What is needed - Repeat, without any change, the entries presented below.

╭─ Records provided

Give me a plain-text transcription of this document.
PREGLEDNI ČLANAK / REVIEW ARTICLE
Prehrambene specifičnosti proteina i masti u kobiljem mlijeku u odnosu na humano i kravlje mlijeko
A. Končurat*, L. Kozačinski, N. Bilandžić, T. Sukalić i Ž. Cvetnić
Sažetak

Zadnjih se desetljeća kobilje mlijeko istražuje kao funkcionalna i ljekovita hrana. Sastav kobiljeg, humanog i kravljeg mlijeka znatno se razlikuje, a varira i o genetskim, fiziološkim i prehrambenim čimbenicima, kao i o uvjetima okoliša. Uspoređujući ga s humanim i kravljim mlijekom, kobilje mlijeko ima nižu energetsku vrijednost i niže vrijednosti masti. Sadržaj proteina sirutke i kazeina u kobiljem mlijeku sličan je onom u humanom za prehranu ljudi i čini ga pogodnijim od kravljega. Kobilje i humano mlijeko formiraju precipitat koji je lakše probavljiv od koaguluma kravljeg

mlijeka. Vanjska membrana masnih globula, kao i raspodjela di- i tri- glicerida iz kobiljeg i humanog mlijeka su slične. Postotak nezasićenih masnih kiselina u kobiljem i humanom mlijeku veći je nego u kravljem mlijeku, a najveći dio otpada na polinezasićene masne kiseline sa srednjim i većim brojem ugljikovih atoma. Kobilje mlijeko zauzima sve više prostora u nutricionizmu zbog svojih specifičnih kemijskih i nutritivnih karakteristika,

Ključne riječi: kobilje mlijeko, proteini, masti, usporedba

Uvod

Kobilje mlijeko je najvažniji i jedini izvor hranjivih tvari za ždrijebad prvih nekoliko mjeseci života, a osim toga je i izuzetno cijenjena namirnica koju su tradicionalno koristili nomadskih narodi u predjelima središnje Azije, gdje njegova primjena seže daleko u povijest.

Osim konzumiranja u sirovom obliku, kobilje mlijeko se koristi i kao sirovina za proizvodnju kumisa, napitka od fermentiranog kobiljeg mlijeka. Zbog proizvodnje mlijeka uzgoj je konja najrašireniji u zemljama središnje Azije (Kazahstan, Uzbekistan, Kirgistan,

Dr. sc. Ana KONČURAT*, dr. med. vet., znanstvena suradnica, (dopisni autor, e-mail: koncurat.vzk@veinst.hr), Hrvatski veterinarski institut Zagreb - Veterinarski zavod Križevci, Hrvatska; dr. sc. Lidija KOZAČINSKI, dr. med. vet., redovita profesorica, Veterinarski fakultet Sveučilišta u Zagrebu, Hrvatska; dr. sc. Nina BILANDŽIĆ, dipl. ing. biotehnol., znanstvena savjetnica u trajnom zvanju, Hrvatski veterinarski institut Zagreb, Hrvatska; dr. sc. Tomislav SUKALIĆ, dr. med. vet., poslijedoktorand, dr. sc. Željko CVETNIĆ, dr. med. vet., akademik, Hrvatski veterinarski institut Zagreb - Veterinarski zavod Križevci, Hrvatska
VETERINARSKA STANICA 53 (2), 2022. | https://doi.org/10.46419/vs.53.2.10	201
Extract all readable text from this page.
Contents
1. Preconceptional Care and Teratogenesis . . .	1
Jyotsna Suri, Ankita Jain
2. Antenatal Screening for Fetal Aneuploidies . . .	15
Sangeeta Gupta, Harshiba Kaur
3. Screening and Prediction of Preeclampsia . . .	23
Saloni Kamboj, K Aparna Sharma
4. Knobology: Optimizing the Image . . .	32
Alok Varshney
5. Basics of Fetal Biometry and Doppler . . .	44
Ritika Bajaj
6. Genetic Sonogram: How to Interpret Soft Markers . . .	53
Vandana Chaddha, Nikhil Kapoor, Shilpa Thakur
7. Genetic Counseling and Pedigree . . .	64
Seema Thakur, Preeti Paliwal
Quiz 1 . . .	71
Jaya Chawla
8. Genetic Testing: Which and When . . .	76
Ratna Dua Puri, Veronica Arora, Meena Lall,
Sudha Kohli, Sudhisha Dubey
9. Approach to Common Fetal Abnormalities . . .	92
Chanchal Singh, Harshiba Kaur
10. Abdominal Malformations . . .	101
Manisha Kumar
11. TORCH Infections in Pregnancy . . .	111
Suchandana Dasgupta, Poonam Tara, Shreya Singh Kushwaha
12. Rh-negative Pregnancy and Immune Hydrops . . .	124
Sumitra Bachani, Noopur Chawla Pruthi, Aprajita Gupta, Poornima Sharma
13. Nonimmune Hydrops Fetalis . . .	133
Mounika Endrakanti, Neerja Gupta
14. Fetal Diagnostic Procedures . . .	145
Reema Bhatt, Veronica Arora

╰─

Task answer -
Give me a plain-text transcription of this document.
PREGLEDNI ČLANAK / REVIEW ARTICLE
Prehrambene specifičnosti proteina i masti u kobiljem mlijeku u odnosu na humano i kravlje mlijeko
A. Končurat*, L. Kozačinski, N. Bilandžić, T. Sukalić i Ž. Cvetnić
Sažetak

Zadnjih se desetljeća kobilje mlijeko istražuje kao funkcionalna i ljekovita hrana. Sastav kobiljeg, humanog i kravljeg mlijeka znatno se razlikuje, a varira i o genetskim, fiziološkim i prehrambenim čimbenicima, kao i o uvjetima okoliša. Uspoređujući ga s humanim i kravljim mlijekom, kobilje mlijeko ima nižu energetsku vrijednost i niže vrijednosti masti. Sadržaj proteina sirutke i kazeina u kobiljem mlijeku sličan je onom u humanom za prehranu ljudi i čini ga pogodnijim od kravljega. Kobilje i humano mlijeko formiraju precipitat koji je lakše probavljiv od koaguluma kravljeg

mlijeka. Vanjska membrana masnih globula, kao i raspodjela di- i tri- glicerida iz kobiljeg i humanog mlijeka su slične. Postotak nezasićenih masnih kiselina u kobiljem i humanom mlijeku veći je nego u kravljem mlijeku, a najveći dio otpada na polinezasićene masne kiseline sa srednjim i većim brojem ugljikovih atoma. Kobilje mlijeko zauzima sve više prostora u nutricionizmu zbog svojih specifičnih kemijskih i nutritivnih karakteristika,

Ključne riječi: kobilje mlijeko, proteini, masti, usporedba

Uvod

Kobilje mlijeko je najvažniji i jedini izvor hranjivih tvari za ždrijebad prvih nekoliko mjeseci života, a osim toga je i izuzetno cijenjena namirnica koju su tradicionalno koristili nomadskih narodi u predjelima središnje Azije, gdje njegova primjena seže daleko u povijest.

Osim konzumiranja u sirovom obliku, kobilje mlijeko se koristi i kao sirovina za proizvodnju kumisa, napitka od fermentiranog kobiljeg mlijeka. Zbog proizvodnje mlijeka uzgoj je konja najrašireniji u zemljama središnje Azije (Kazahstan, Uzbekistan, Kirgistan,

Dr. sc. Ana KONČURAT*, dr. med. vet., znanstvena suradnica, (dopisni autor, e-mail: koncurat.vzk@veinst.hr), Hrvatski veterinarski institut Zagreb - Veterinarski zavod Križevci, Hrvatska; dr. sc. Lidija KOZAČINSKI, dr. med. vet., redovita profesorica, Veterinarski fakultet Sveučilišta u Zagrebu, Hrvatska; dr. sc. Nina BILANDŽIĆ, dipl. ing. biotehnol., znanstvena savjetnica u trajnom zvanju, Hrvatski veterinarski institut Zagreb, Hrvatska; dr. sc. Tomislav SUKALIĆ, dr. med. vet., poslijedoktorand, dr. sc. Željko CVETNIĆ, dr. med. vet., akademik, Hrvatski veterinarski institut Zagreb - Veterinarski zavod Križevci, Hrvatska
VETERINARSKA STANICA 53 (2), 2022. | https://doi.org/10.46419/vs.53.2.10	201
Extract all readable text from this page.
Contents
1. Preconceptional Care and Teratogenesis . . .	1
Jyotsna Suri, Ankita Jain
2. Antenatal Screening for Fetal Aneuploidies . . .	15
Sangeeta Gupta, Harshiba Kaur
3. Screening and Prediction of Preeclampsia . . .	23
Saloni Kamboj, K Aparna Sharma
4. Knobology: Optimizing the Image . . .	32
Alok Varshney
5. Basics of Fetal Biometry and Doppler . . .	44
Ritika Bajaj
6. Genetic Sonogram: How to Interpret Soft Markers . . .	53
Vandana Chaddha, Nikhil Kapoor, Shilpa Thakur
7. Genetic Counseling and Pedigree . . .	64
Seema Thakur, Preeti Paliwal
Quiz 1 . . .	71
Jaya Chawla
8. Genetic Testing: Which and When . . .	76
Ratna Dua Puri, Veronica Arora, Meena Lall,
Sudha Kohli, Sudhisha Dubey
9. Approach to Common Fetal Abnormalities . . .	92
Chanchal Singh, Harshiba Kaur
10. Abdominal Malformations . . .	101
Manisha Kumar
11. TORCH Infections in Pregnancy . . .	111
Suchandana Dasgupta, Poonam Tara, Shreya Singh Kushwaha
12. Rh-negative Pregnancy and Immune Hydrops . . .	124
Sumitra Bachani, Noopur Chawla Pruthi, Aprajita Gupta, Poornima Sharma
13. Nonimmune Hydrops Fetalis . . .	133
Mounika Endrakanti, Neerja Gupta
14. Fetal Diagnostic Procedures . . .	145
Reema Bhatt, Veronica Arora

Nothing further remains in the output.